▶ OBJECTIVE:
In the entries below, find the lines that contain the word "Μοντεβίδεο" and copy them.

(Dataset items)
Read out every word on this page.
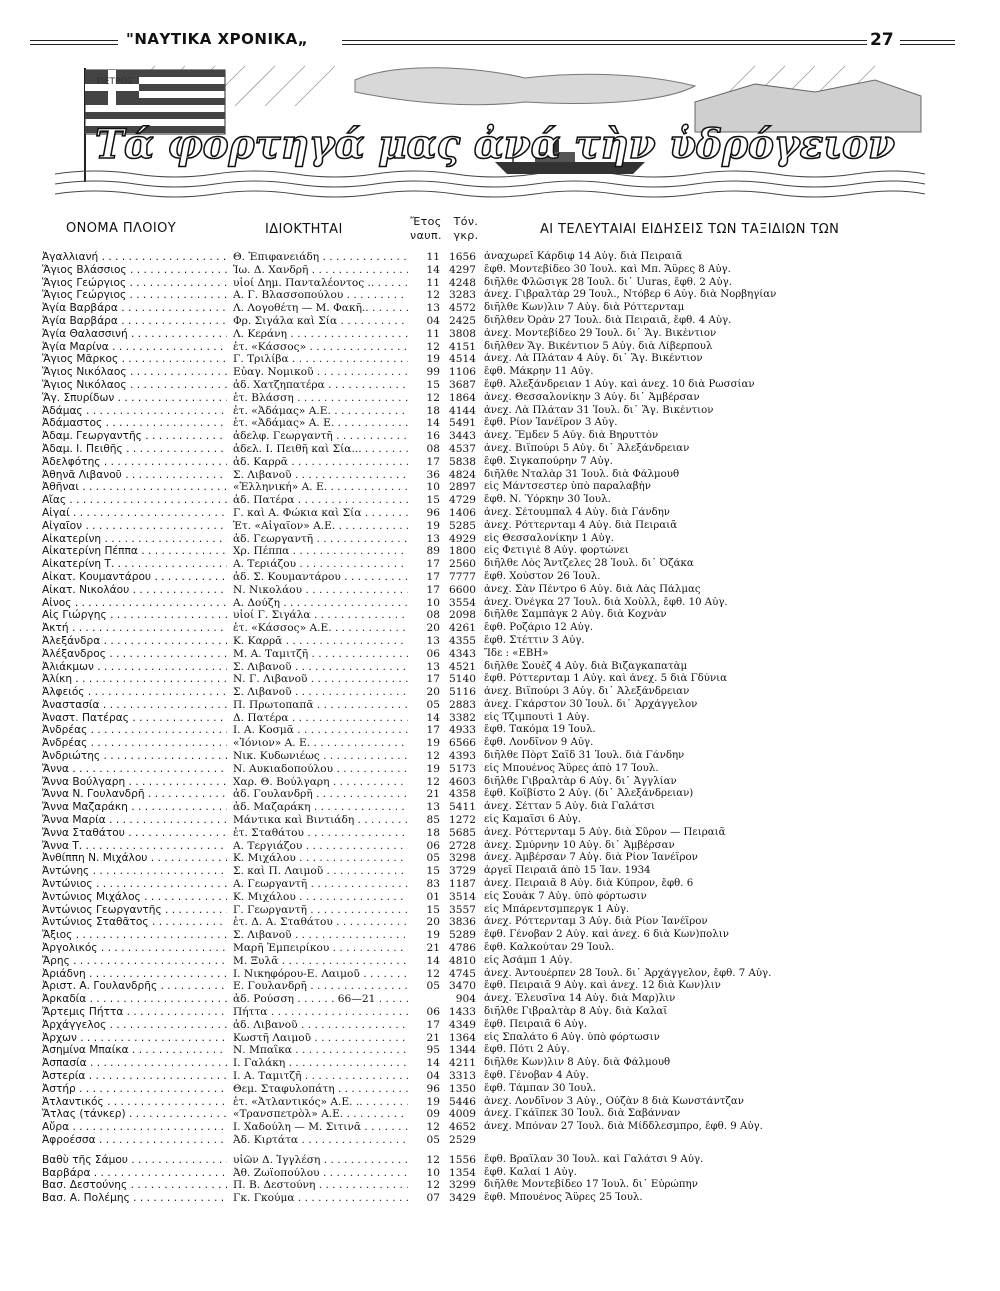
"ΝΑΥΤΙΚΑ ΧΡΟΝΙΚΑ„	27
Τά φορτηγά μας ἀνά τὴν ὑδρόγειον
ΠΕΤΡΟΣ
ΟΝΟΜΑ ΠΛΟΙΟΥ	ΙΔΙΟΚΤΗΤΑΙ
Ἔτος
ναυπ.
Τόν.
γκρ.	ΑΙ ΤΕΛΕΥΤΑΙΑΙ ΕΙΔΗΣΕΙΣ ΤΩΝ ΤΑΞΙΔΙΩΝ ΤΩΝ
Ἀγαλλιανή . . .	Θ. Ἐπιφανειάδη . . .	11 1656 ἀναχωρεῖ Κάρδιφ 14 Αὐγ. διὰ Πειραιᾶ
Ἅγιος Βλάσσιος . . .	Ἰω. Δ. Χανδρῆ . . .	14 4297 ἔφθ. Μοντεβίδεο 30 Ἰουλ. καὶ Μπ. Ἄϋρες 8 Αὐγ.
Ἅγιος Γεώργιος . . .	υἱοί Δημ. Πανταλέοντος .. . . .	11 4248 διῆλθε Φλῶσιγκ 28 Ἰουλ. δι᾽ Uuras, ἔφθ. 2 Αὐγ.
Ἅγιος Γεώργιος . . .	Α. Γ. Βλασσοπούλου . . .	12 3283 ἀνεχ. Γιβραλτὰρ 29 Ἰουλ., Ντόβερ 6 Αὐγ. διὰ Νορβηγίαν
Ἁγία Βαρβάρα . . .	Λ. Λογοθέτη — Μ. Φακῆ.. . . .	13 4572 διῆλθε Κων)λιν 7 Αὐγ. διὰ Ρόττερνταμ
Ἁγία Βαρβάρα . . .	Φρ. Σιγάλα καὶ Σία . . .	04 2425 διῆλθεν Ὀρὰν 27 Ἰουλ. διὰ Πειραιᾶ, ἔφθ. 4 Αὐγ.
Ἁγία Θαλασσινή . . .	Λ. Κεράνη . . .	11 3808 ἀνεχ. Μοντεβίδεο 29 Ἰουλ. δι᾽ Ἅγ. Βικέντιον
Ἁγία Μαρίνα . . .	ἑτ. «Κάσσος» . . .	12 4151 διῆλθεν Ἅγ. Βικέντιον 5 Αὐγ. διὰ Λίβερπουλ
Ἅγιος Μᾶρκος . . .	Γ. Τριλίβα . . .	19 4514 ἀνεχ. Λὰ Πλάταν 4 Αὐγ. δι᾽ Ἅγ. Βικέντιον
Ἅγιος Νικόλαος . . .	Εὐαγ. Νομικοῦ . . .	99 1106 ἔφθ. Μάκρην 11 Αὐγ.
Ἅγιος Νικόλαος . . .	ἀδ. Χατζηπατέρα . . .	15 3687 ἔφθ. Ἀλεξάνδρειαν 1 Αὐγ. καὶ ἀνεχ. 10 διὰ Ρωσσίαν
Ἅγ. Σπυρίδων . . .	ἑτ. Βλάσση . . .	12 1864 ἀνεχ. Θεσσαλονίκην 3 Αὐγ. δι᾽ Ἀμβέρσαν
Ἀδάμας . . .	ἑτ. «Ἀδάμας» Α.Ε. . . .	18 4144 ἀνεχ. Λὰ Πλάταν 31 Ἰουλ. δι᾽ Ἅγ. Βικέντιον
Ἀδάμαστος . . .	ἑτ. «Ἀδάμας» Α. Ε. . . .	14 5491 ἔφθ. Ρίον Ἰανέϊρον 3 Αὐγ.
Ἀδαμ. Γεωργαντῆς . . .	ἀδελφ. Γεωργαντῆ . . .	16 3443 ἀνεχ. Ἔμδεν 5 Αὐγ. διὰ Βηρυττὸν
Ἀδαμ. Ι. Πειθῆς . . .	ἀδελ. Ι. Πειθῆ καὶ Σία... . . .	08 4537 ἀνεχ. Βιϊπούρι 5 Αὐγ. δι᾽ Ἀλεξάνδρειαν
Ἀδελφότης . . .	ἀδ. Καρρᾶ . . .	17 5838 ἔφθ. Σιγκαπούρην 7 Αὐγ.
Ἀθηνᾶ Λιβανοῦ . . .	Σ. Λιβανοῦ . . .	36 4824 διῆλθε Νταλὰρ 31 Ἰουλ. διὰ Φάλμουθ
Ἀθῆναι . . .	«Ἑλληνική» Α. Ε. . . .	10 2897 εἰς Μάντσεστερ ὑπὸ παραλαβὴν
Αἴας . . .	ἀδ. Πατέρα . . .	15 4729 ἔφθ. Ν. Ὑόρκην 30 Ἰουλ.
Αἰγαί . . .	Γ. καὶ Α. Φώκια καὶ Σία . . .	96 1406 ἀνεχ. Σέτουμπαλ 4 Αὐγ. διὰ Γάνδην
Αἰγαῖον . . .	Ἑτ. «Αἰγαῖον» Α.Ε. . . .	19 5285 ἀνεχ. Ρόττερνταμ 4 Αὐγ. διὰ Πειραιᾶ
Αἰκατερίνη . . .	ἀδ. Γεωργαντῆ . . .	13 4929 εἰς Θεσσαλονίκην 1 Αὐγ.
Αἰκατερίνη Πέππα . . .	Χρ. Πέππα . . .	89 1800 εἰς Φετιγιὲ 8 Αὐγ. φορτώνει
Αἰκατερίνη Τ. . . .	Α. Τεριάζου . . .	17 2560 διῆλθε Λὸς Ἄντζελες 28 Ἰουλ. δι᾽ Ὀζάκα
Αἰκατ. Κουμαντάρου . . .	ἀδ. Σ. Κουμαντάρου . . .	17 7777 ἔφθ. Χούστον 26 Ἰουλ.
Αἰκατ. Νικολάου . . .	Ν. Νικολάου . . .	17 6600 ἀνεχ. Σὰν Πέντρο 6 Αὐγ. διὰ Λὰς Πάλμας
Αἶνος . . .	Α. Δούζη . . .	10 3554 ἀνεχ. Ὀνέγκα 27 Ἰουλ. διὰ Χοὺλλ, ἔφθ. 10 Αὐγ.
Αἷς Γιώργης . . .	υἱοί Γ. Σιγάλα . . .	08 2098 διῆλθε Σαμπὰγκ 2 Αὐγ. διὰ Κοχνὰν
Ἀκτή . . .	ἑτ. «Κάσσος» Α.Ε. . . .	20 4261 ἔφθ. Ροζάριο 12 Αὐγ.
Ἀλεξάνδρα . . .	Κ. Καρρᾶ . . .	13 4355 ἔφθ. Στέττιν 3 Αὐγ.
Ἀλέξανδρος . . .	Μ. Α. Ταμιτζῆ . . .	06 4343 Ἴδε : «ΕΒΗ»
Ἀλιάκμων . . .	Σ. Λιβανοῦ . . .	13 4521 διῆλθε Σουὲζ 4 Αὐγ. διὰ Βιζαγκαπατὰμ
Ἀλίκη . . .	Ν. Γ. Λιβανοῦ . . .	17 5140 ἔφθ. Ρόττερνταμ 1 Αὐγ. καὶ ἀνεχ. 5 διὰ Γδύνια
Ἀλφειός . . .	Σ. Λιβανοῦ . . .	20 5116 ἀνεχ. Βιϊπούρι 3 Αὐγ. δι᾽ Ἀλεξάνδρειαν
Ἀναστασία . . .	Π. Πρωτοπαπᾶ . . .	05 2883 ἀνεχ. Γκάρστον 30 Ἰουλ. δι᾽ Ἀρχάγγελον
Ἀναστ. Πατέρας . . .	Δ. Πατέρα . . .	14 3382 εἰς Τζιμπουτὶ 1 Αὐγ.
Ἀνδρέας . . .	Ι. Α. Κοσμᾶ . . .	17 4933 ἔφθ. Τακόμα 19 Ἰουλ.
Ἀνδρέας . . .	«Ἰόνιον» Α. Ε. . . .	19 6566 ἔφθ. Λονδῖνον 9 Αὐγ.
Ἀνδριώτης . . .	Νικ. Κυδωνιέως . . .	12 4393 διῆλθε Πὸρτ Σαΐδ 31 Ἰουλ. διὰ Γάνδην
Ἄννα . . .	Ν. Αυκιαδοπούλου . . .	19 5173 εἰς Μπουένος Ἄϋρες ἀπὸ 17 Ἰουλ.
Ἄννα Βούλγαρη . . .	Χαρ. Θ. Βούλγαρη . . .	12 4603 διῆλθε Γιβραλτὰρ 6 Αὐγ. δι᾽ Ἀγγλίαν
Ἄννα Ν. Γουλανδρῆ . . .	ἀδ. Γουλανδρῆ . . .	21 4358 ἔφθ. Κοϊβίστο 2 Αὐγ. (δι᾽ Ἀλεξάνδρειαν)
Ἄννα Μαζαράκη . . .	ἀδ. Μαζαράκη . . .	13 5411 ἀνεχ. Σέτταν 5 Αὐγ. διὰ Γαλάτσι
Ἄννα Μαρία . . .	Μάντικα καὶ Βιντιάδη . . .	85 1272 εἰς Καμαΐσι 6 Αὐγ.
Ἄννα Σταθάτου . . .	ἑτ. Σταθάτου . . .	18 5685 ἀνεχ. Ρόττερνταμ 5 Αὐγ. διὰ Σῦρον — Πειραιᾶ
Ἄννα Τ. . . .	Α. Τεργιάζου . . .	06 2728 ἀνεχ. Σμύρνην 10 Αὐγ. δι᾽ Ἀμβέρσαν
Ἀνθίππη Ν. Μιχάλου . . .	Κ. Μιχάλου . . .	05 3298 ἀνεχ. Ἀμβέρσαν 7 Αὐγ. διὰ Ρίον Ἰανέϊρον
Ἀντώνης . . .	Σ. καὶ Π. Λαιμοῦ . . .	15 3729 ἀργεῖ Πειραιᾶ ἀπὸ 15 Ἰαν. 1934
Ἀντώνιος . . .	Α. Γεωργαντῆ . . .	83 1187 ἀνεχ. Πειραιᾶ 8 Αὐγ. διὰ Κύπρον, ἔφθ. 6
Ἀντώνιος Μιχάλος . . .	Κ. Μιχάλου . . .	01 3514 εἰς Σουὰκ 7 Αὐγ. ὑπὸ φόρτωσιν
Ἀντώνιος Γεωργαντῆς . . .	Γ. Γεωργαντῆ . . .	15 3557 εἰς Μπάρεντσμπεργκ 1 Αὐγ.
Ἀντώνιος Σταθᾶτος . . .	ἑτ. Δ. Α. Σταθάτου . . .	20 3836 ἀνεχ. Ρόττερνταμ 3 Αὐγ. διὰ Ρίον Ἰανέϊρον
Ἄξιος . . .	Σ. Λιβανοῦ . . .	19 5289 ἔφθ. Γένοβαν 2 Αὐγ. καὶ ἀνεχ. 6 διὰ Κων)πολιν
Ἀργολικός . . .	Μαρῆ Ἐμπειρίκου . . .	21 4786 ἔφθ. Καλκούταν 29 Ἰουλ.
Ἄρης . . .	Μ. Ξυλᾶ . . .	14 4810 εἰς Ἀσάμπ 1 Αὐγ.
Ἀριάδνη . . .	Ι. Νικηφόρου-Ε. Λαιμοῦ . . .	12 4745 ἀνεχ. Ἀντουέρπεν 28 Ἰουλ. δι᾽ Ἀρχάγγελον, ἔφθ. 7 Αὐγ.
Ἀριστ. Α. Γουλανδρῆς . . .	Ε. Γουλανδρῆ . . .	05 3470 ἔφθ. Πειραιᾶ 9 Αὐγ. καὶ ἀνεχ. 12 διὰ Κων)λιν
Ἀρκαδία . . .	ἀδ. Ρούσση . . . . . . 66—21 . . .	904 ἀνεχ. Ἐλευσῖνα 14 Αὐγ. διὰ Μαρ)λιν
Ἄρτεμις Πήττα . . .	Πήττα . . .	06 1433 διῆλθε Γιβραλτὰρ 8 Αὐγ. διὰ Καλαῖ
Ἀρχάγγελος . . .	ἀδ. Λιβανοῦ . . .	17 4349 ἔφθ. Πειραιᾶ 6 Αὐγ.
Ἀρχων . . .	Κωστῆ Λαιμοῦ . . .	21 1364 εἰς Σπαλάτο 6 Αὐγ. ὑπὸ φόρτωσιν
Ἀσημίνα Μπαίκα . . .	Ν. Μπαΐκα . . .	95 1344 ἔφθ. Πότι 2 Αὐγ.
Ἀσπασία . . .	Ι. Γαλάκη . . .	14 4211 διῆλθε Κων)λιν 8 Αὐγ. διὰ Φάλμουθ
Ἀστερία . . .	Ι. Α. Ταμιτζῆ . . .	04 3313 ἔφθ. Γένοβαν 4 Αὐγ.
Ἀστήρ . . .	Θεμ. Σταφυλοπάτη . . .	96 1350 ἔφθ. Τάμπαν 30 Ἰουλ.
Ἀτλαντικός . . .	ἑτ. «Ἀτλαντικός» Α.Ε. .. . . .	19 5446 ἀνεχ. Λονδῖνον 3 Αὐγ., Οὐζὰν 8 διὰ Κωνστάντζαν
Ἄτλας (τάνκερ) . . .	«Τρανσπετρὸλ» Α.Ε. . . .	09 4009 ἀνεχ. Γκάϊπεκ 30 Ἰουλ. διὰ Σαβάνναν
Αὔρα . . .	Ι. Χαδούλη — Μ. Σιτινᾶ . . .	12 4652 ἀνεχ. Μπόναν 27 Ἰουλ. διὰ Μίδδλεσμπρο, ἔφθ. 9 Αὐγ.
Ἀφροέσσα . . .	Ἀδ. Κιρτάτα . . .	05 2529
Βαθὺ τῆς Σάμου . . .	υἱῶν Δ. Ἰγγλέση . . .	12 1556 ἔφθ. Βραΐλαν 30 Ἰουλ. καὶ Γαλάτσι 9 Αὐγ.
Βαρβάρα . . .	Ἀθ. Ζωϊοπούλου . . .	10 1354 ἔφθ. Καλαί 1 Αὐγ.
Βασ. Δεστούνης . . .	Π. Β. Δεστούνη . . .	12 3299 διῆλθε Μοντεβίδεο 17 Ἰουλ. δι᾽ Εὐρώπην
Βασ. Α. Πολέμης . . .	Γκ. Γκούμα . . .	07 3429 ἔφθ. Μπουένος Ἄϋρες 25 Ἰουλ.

* * *

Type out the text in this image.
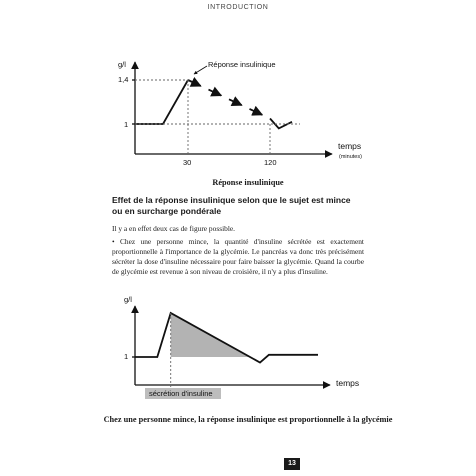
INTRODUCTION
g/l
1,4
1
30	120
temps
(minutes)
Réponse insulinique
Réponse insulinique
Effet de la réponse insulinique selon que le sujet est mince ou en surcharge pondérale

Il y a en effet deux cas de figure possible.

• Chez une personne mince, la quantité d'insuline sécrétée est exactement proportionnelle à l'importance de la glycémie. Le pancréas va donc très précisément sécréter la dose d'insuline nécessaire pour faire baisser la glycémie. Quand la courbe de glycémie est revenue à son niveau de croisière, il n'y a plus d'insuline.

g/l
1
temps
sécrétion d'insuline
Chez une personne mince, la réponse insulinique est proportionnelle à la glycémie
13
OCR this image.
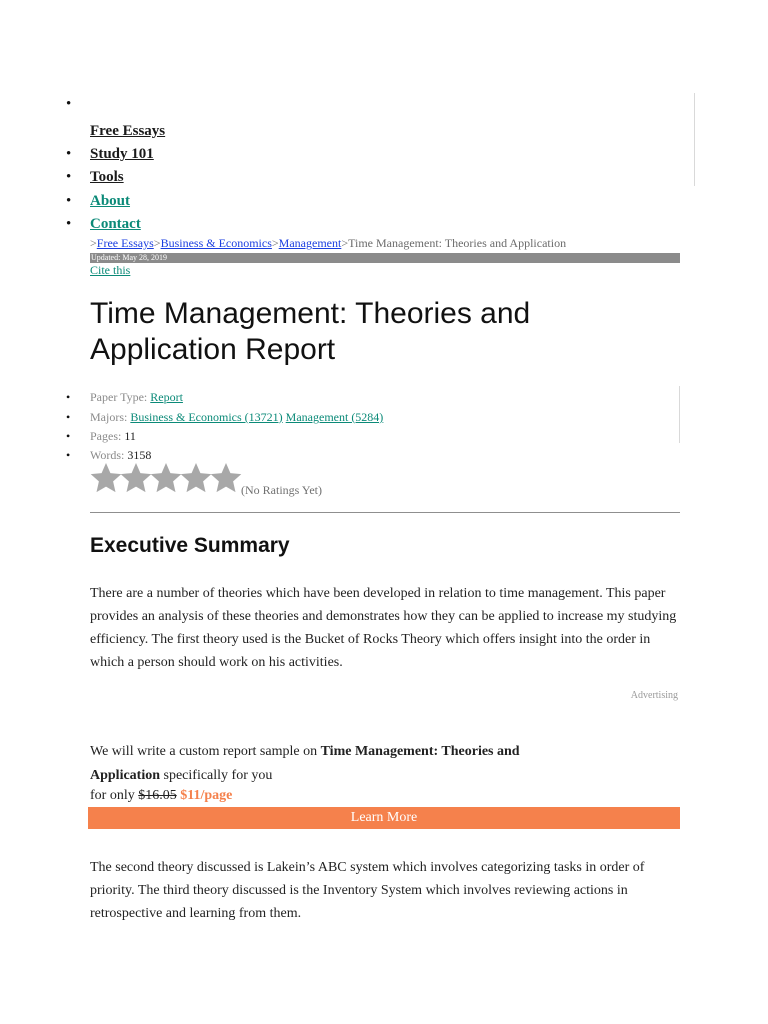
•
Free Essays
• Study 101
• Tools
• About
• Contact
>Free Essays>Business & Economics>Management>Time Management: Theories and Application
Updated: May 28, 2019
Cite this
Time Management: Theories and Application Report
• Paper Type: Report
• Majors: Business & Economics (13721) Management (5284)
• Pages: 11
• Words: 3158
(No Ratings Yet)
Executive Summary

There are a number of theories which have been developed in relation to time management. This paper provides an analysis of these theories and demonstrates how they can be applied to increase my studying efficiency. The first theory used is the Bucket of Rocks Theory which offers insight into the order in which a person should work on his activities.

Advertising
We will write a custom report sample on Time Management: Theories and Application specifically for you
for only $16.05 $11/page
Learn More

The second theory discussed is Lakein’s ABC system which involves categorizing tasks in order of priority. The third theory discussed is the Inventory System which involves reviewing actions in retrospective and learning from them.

▶ OUTPUT FOR THIS TASK:
Ἅγιος Βλάσσιος . . .	Ἰω. Δ. Χανδρῆ . . .	14 4297 ἔφθ. Μοντεβίδεο 30 Ἰουλ. καὶ Μπ. Ἄϋρες 8 Αὐγ.
Ἁγία Θαλασσινή . . .	Λ. Κεράνη . . .	11 3808 ἀνεχ. Μοντεβίδεο 29 Ἰουλ. δι᾽ Ἅγ. Βικέντιον
Βασ. Δεστούνης . . .	Π. Β. Δεστούνη . . .	12 3299 διῆλθε Μοντεβίδεο 17 Ἰουλ. δι᾽ Εὐρώπην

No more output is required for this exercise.